— Brief —
Pictures do not belong in the copy. Return all of the entries exactly.

— Records for processing —
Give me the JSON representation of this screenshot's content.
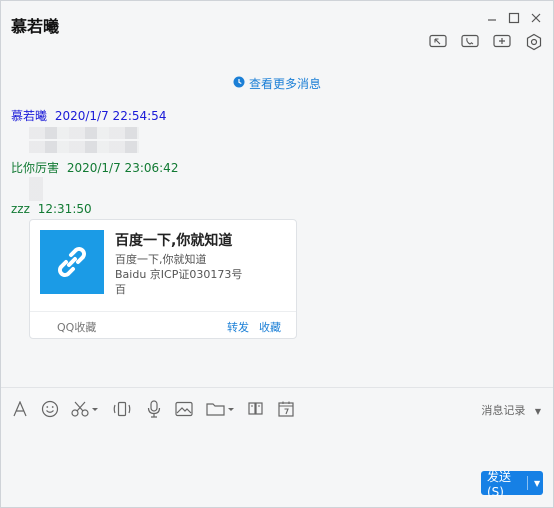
{
  "window": {
    "title": "慕若曦"
  },
  "chat": {
    "more_messages": "查看更多消息",
    "messages": [
      {
        "sender": "慕若曦",
        "time": "2020/1/7 22:54:54",
        "color": "#1a1ad8"
      },
      {
        "sender": "比你厉害",
        "time": "2020/1/7 23:06:42",
        "color": "#117a33"
      },
      {
        "sender": "zzz",
        "time": "12:31:50",
        "color": "#117a33"
      }
    ],
    "card": {
      "title": "百度一下,你就知道",
      "line1": "百度一下,你就知道",
      "line2": "Baidu 京ICP证030173号",
      "line3": "百",
      "source": "QQ收藏",
      "forward": "转发",
      "favorite": "收藏",
      "icon": "link-icon"
    }
  },
  "toolbar": {
    "icons": [
      "font-icon",
      "emoji-icon",
      "scissors-icon",
      "shake-icon",
      "mic-icon",
      "image-icon",
      "folder-icon",
      "sticker-icon",
      "calendar-icon"
    ],
    "history_label": "消息记录"
  },
  "input": {
    "send_label": "发送(S)"
  },
  "colors": {
    "accent": "#1680e5",
    "link_blue": "#1b7fd6",
    "card_thumb": "#1b9be6"
  }
}
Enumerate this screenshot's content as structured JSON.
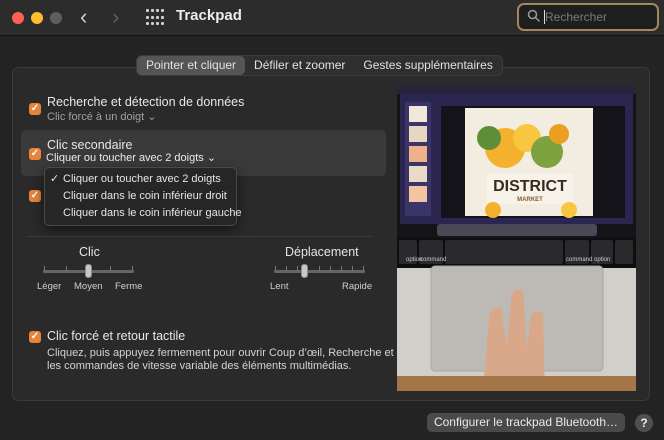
{
  "window": {
    "title": "Trackpad"
  },
  "search": {
    "placeholder": "Rechercher",
    "value": ""
  },
  "tabs": [
    {
      "label": "Pointer et cliquer",
      "selected": true
    },
    {
      "label": "Défiler et zoomer",
      "selected": false
    },
    {
      "label": "Gestes supplémentaires",
      "selected": false
    }
  ],
  "options": {
    "lookup": {
      "label": "Recherche et détection de données",
      "checked": true,
      "sub": "Clic forcé à un doigt"
    },
    "secondary": {
      "label": "Clic secondaire",
      "checked": true,
      "popup_value": "Cliquer ou toucher avec 2 doigts"
    },
    "tap": {
      "checked": true
    },
    "force": {
      "label": "Clic forcé et retour tactile",
      "checked": true,
      "desc_line1": "Cliquez, puis appuyez fermement pour ouvrir Coup d’œil, Recherche et",
      "desc_line2": "les commandes de vitesse variable des éléments multimédias."
    }
  },
  "secondary_menu": [
    {
      "label": "Cliquer ou toucher avec 2 doigts",
      "checked": true
    },
    {
      "label": "Cliquer dans le coin inférieur droit",
      "checked": false
    },
    {
      "label": "Cliquer dans le coin inférieur gauche",
      "checked": false
    }
  ],
  "sliders": {
    "click": {
      "title": "Clic",
      "labels": [
        "Léger",
        "Moyen",
        "Ferme"
      ],
      "level": 0.5
    },
    "tracking": {
      "title": "Déplacement",
      "labels": [
        "Lent",
        "Rapide"
      ],
      "level": 0.34
    }
  },
  "preview": {
    "poster_title": "DISTRICT",
    "poster_sub": "MARKET",
    "keys": {
      "option": "option",
      "command_left": "command",
      "command_right": "command",
      "option_right": "option"
    }
  },
  "footer": {
    "configure_button": "Configurer le trackpad Bluetooth…",
    "help": "?"
  },
  "colors": {
    "accent": "#e8843a",
    "search_focus": "#a3875a",
    "close": "#ff5f57",
    "minimize": "#febc2e",
    "zoom": "#5e5e5e"
  }
}
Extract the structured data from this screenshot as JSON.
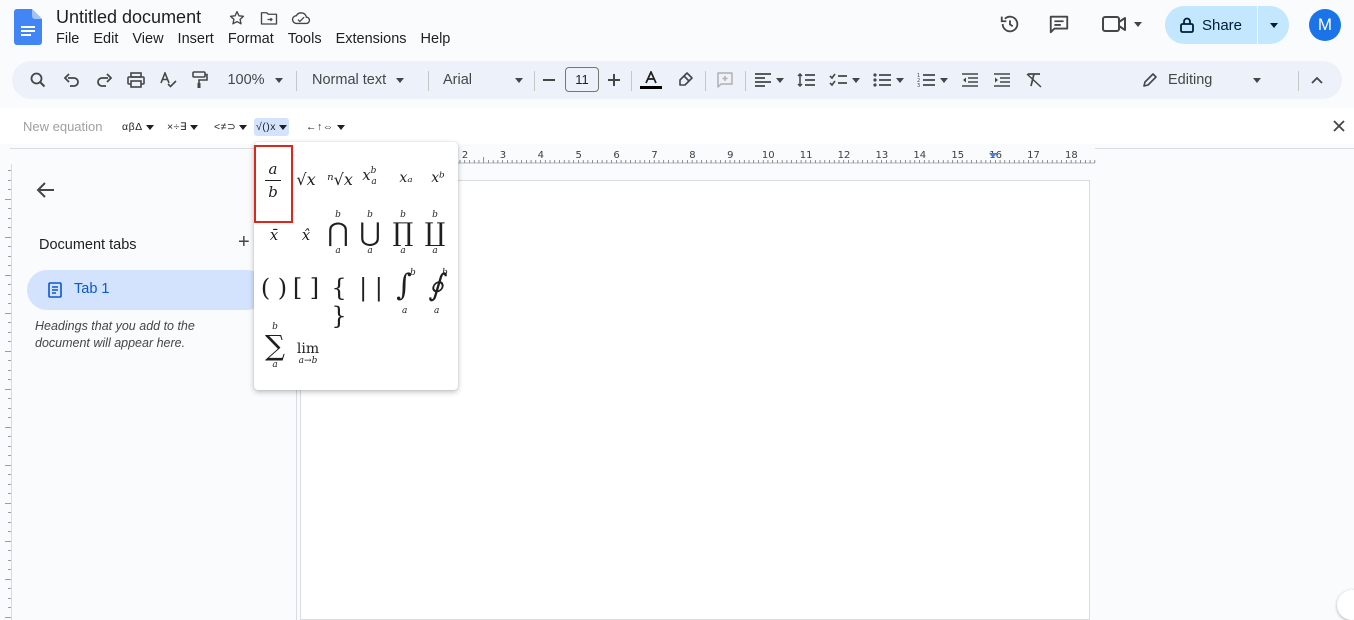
{
  "doc": {
    "title": "Untitled document"
  },
  "menu": [
    "File",
    "Edit",
    "View",
    "Insert",
    "Format",
    "Tools",
    "Extensions",
    "Help"
  ],
  "share": {
    "label": "Share"
  },
  "avatar": {
    "initial": "M"
  },
  "toolbar": {
    "zoom": "100%",
    "style": "Normal text",
    "font": "Arial",
    "font_size": "11",
    "mode": "Editing"
  },
  "equation_bar": {
    "new_equation": "New equation",
    "groups": [
      "αβΔ",
      "×÷∃",
      "<≠⊃",
      "√()x",
      "←↑⇔"
    ]
  },
  "ruler": {
    "numbers": [
      "2",
      "3",
      "4",
      "5",
      "6",
      "7",
      "8",
      "9",
      "10",
      "11",
      "12",
      "13",
      "14",
      "15",
      "16",
      "17",
      "18"
    ]
  },
  "sidebar": {
    "tabs_title": "Document tabs",
    "tab_label": "Tab 1",
    "hint": "Headings that you add to the document will appear here."
  },
  "popup": {
    "frac_num": "a",
    "frac_den": "b",
    "symbols_row1": [
      "√x",
      "ⁿ√x",
      "x",
      "xₐ",
      "xᵇ"
    ],
    "symbols_row2": [
      "x̄",
      "x̂",
      "⋂",
      "⋃",
      "∏",
      "∐"
    ],
    "symbols_row3": [
      "( )",
      "[ ]",
      "{ }",
      "| |",
      "∫",
      "∮"
    ],
    "symbols_row4": [
      "∑",
      "lim"
    ],
    "limit_sub": "a→b",
    "bound_a": "a",
    "bound_b": "b"
  },
  "colors": {
    "accent": "#0b57d0",
    "share_bg": "#c2e7ff",
    "highlight": "#e0251b",
    "avatar": "#1a73e8"
  }
}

— Solution to this problem —
Give me the JSON representation of this screenshot's content.
{
  "window": {
    "title": "慕若曦"
  },
  "chat": {
    "more_messages": "查看更多消息",
    "messages": [
      {
        "sender": "慕若曦",
        "time": "2020/1/7 22:54:54",
        "color": "#1a1ad8"
      },
      {
        "sender": "比你厉害",
        "time": "2020/1/7 23:06:42",
        "color": "#117a33"
      },
      {
        "sender": "zzz",
        "time": "12:31:50",
        "color": "#117a33"
      }
    ],
    "card": {
      "title": "百度一下,你就知道",
      "line1": "百度一下,你就知道",
      "line2": "Baidu 京ICP证030173号",
      "line3": "百",
      "source": "QQ收藏",
      "forward": "转发",
      "favorite": "收藏",
      "icon": "link-icon"
    }
  },
  "toolbar": {
    "icons": [
      "font-icon",
      "emoji-icon",
      "scissors-icon",
      "shake-icon",
      "mic-icon",
      "image-icon",
      "folder-icon",
      "sticker-icon",
      "calendar-icon"
    ],
    "history_label": "消息记录"
  },
  "input": {
    "send_label": "发送(S)"
  },
  "colors": {
    "accent": "#1680e5",
    "link_blue": "#1b7fd6",
    "card_thumb": "#1b9be6"
  }
}
Enumerate this screenshot's content as structured JSON.
{
  "window": {
    "title": "Trackpad"
  },
  "search": {
    "placeholder": "Rechercher",
    "value": ""
  },
  "tabs": [
    {
      "label": "Pointer et cliquer",
      "selected": true
    },
    {
      "label": "Défiler et zoomer",
      "selected": false
    },
    {
      "label": "Gestes supplémentaires",
      "selected": false
    }
  ],
  "options": {
    "lookup": {
      "label": "Recherche et détection de données",
      "checked": true,
      "sub": "Clic forcé à un doigt"
    },
    "secondary": {
      "label": "Clic secondaire",
      "checked": true,
      "popup_value": "Cliquer ou toucher avec 2 doigts"
    },
    "tap": {
      "checked": true
    },
    "force": {
      "label": "Clic forcé et retour tactile",
      "checked": true,
      "desc_line1": "Cliquez, puis appuyez fermement pour ouvrir Coup d’œil, Recherche et",
      "desc_line2": "les commandes de vitesse variable des éléments multimédias."
    }
  },
  "secondary_menu": [
    {
      "label": "Cliquer ou toucher avec 2 doigts",
      "checked": true
    },
    {
      "label": "Cliquer dans le coin inférieur droit",
      "checked": false
    },
    {
      "label": "Cliquer dans le coin inférieur gauche",
      "checked": false
    }
  ],
  "sliders": {
    "click": {
      "title": "Clic",
      "labels": [
        "Léger",
        "Moyen",
        "Ferme"
      ],
      "level": 0.5
    },
    "tracking": {
      "title": "Déplacement",
      "labels": [
        "Lent",
        "Rapide"
      ],
      "level": 0.34
    }
  },
  "preview": {
    "poster_title": "DISTRICT",
    "poster_sub": "MARKET",
    "keys": {
      "option": "option",
      "command_left": "command",
      "command_right": "command",
      "option_right": "option"
    }
  },
  "footer": {
    "configure_button": "Configurer le trackpad Bluetooth…",
    "help": "?"
  },
  "colors": {
    "accent": "#e8843a",
    "search_focus": "#a3875a",
    "close": "#ff5f57",
    "minimize": "#febc2e",
    "zoom": "#5e5e5e"
  }
}
Extract the structured data from this screenshot as JSON.
{
  "doc": {
    "title": "Untitled document"
  },
  "menu": [
    "File",
    "Edit",
    "View",
    "Insert",
    "Format",
    "Tools",
    "Extensions",
    "Help"
  ],
  "share": {
    "label": "Share"
  },
  "avatar": {
    "initial": "M"
  },
  "toolbar": {
    "zoom": "100%",
    "style": "Normal text",
    "font": "Arial",
    "font_size": "11",
    "mode": "Editing"
  },
  "equation_bar": {
    "new_equation": "New equation",
    "groups": [
      "αβΔ",
      "×÷∃",
      "<≠⊃",
      "√()x",
      "←↑⇔"
    ]
  },
  "ruler": {
    "numbers": [
      "2",
      "3",
      "4",
      "5",
      "6",
      "7",
      "8",
      "9",
      "10",
      "11",
      "12",
      "13",
      "14",
      "15",
      "16",
      "17",
      "18"
    ]
  },
  "sidebar": {
    "tabs_title": "Document tabs",
    "tab_label": "Tab 1",
    "hint": "Headings that you add to the document will appear here."
  },
  "popup": {
    "frac_num": "a",
    "frac_den": "b",
    "symbols_row1": [
      "√x",
      "ⁿ√x",
      "x",
      "xₐ",
      "xᵇ"
    ],
    "symbols_row2": [
      "x̄",
      "x̂",
      "⋂",
      "⋃",
      "∏",
      "∐"
    ],
    "symbols_row3": [
      "( )",
      "[ ]",
      "{ }",
      "| |",
      "∫",
      "∮"
    ],
    "symbols_row4": [
      "∑",
      "lim"
    ],
    "limit_sub": "a→b",
    "bound_a": "a",
    "bound_b": "b"
  },
  "colors": {
    "accent": "#0b57d0",
    "share_bg": "#c2e7ff",
    "highlight": "#e0251b",
    "avatar": "#1a73e8"
  }
}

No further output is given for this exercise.